* **Written task**: Answer with a single number: the count of lines that hold "ylabel".

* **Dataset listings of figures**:
····················
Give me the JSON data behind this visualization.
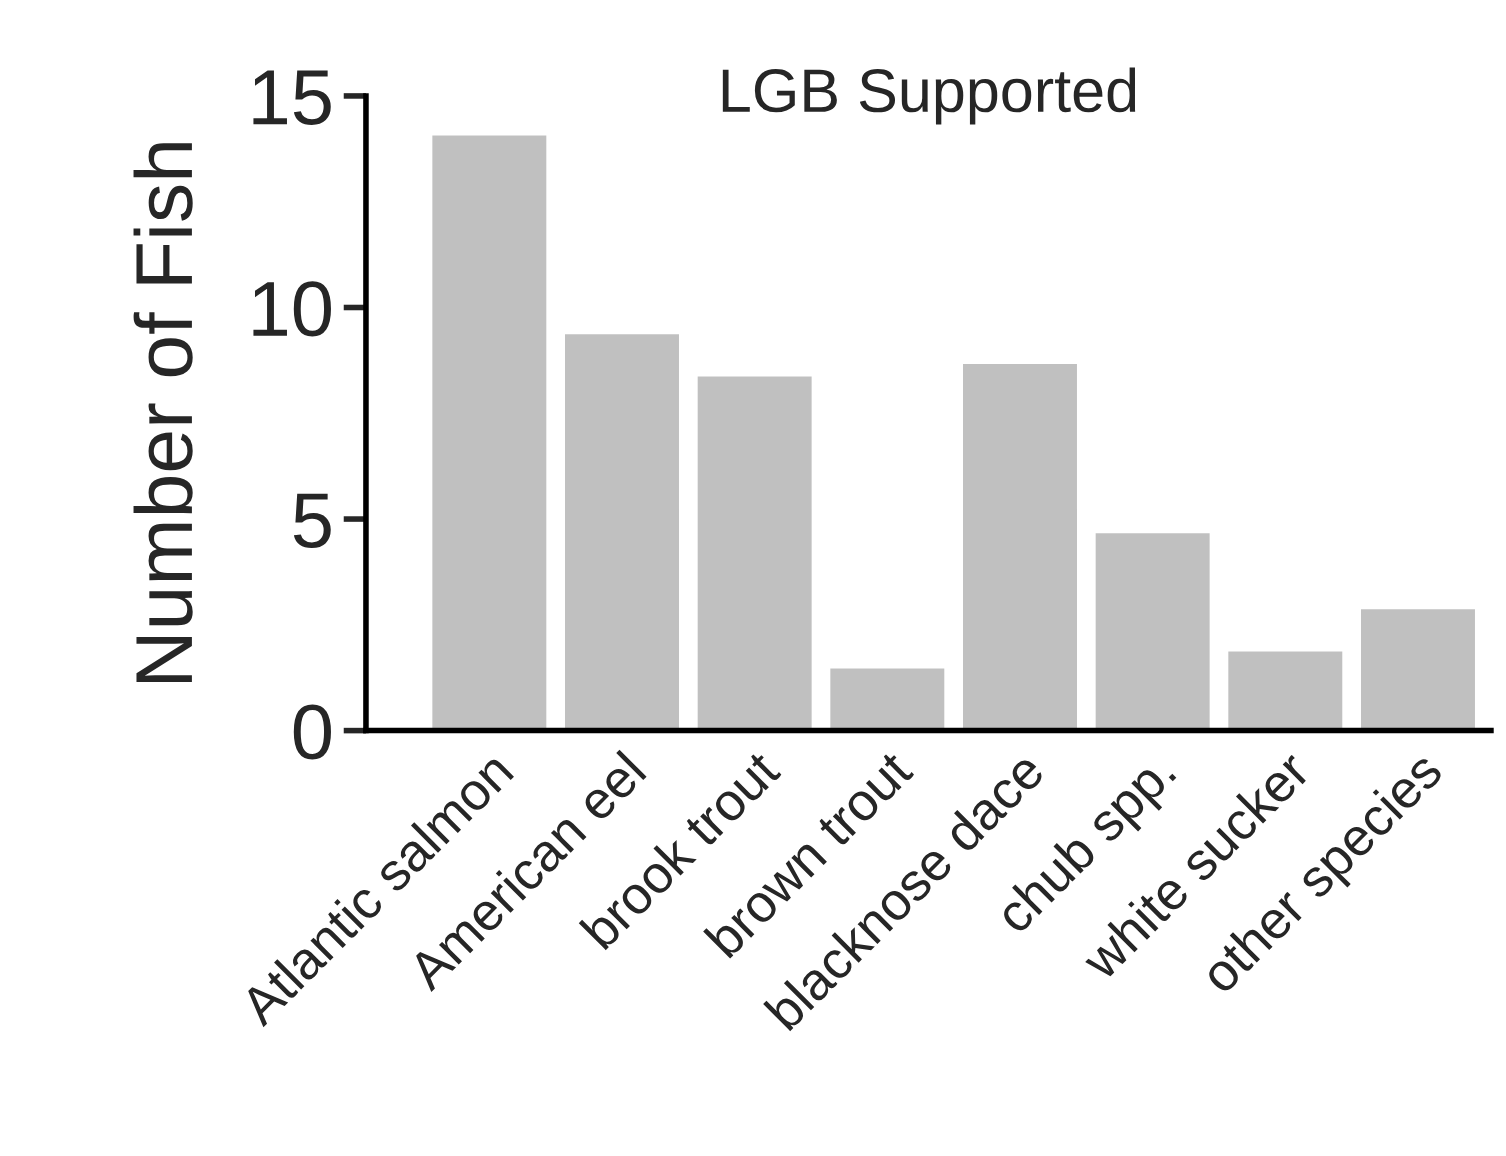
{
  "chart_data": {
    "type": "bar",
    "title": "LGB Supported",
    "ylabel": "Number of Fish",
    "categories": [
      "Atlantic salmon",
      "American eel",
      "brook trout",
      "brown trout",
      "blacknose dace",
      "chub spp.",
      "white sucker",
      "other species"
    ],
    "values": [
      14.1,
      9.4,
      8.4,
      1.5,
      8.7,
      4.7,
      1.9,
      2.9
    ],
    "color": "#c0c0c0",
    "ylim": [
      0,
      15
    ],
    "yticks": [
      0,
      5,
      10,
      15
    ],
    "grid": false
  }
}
····················
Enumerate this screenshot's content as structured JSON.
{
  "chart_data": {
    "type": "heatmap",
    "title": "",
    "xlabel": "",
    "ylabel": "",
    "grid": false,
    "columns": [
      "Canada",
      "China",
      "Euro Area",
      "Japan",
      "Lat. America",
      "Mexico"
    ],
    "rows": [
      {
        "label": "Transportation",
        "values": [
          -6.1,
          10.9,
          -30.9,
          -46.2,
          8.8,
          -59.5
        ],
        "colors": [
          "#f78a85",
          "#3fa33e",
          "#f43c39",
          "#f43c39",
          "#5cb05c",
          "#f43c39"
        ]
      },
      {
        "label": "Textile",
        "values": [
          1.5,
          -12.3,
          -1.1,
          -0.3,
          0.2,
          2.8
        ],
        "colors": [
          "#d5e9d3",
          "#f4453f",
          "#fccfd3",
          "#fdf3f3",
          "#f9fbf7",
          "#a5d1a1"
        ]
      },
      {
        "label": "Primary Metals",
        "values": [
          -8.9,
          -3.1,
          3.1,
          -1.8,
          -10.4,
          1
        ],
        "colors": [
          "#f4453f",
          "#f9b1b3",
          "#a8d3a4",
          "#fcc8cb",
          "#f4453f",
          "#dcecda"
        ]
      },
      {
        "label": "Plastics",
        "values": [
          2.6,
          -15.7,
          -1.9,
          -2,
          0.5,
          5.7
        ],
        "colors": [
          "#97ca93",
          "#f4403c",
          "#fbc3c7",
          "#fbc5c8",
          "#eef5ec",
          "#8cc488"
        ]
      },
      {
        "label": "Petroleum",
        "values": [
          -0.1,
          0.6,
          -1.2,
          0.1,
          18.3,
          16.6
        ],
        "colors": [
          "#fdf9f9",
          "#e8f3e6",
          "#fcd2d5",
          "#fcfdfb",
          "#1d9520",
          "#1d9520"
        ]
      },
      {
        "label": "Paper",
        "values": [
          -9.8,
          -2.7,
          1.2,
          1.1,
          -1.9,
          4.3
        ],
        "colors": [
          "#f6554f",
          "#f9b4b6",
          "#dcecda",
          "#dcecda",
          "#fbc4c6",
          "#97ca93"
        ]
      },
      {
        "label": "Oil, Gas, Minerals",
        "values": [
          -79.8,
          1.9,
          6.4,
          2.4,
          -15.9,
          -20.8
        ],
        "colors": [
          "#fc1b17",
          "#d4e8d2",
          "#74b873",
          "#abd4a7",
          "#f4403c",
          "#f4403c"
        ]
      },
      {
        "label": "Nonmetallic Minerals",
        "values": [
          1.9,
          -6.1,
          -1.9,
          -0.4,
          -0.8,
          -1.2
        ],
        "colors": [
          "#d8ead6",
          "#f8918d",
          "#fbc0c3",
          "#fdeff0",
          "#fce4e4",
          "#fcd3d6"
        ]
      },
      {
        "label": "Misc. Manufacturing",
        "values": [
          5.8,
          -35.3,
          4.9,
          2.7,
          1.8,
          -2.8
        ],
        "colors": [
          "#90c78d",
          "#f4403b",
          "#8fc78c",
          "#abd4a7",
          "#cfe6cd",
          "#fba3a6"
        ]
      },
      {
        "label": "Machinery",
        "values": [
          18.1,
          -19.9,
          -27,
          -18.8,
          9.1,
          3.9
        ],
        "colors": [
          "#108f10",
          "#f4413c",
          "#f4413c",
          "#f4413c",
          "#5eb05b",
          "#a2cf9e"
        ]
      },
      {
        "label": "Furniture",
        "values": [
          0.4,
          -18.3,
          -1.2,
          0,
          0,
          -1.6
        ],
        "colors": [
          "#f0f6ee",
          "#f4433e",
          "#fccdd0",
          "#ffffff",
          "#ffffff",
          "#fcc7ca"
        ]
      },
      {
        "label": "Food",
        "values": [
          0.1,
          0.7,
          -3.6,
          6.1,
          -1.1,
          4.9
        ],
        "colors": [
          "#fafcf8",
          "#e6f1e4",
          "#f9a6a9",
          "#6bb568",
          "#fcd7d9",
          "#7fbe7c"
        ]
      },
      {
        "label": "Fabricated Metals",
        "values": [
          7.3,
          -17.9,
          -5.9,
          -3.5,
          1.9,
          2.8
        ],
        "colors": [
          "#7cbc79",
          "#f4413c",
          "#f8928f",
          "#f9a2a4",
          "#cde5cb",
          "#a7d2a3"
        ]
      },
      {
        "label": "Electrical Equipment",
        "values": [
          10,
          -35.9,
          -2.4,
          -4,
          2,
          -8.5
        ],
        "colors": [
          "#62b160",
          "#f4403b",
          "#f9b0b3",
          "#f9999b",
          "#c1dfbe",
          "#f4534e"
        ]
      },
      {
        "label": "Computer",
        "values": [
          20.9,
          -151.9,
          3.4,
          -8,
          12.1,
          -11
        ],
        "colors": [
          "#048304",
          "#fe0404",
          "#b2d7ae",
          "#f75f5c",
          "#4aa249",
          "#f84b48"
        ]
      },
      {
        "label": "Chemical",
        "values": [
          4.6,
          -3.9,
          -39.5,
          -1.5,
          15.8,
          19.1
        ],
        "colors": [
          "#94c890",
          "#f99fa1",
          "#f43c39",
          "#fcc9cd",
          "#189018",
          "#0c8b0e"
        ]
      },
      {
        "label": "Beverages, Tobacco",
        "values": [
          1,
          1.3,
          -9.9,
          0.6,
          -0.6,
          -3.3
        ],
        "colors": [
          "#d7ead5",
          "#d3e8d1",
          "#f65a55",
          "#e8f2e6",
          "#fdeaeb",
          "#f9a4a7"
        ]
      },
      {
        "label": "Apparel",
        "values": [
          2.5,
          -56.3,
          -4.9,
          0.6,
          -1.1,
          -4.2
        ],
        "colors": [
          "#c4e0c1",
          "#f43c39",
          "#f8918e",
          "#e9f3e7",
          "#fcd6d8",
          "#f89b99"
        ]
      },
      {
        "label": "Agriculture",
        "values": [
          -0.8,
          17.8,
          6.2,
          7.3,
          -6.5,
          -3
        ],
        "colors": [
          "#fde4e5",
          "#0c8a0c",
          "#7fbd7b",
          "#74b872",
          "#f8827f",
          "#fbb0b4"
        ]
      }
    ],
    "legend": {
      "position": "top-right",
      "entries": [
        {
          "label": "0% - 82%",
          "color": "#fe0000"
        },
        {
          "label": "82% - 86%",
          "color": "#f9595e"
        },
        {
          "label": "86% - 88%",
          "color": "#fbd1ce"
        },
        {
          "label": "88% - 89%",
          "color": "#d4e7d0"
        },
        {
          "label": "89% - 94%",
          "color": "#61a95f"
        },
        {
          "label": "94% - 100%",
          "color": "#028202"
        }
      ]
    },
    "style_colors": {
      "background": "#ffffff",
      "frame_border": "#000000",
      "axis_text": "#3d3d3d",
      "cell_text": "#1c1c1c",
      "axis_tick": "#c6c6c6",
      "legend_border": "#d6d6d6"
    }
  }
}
····················
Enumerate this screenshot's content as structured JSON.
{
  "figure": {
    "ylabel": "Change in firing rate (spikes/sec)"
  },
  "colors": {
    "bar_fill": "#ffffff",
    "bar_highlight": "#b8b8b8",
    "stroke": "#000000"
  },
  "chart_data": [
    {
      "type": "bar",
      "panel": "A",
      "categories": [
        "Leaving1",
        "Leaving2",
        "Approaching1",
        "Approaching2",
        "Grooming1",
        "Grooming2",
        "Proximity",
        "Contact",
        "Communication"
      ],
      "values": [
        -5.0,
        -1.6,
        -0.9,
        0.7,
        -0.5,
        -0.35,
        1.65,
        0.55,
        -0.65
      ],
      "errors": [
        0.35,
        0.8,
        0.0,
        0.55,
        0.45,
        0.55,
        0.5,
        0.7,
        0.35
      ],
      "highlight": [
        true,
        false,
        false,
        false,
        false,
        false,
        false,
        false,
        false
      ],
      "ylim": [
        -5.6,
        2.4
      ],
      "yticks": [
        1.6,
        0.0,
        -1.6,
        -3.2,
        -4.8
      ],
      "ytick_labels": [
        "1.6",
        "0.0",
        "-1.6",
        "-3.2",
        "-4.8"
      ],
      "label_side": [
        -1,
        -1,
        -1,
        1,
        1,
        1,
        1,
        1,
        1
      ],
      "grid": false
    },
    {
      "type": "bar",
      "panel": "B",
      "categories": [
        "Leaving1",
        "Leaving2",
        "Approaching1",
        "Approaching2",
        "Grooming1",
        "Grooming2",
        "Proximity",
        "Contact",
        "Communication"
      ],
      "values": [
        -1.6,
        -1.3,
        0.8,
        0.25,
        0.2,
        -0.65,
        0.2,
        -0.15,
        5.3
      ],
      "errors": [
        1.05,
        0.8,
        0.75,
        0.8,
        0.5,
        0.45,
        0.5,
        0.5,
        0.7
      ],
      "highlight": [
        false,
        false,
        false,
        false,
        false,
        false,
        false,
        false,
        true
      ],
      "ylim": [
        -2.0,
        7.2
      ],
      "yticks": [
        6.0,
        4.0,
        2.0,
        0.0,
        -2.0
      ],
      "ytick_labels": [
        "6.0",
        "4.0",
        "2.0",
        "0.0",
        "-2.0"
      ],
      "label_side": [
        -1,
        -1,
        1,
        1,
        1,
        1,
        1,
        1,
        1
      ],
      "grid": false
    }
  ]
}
····················
* **Expected answer**: 3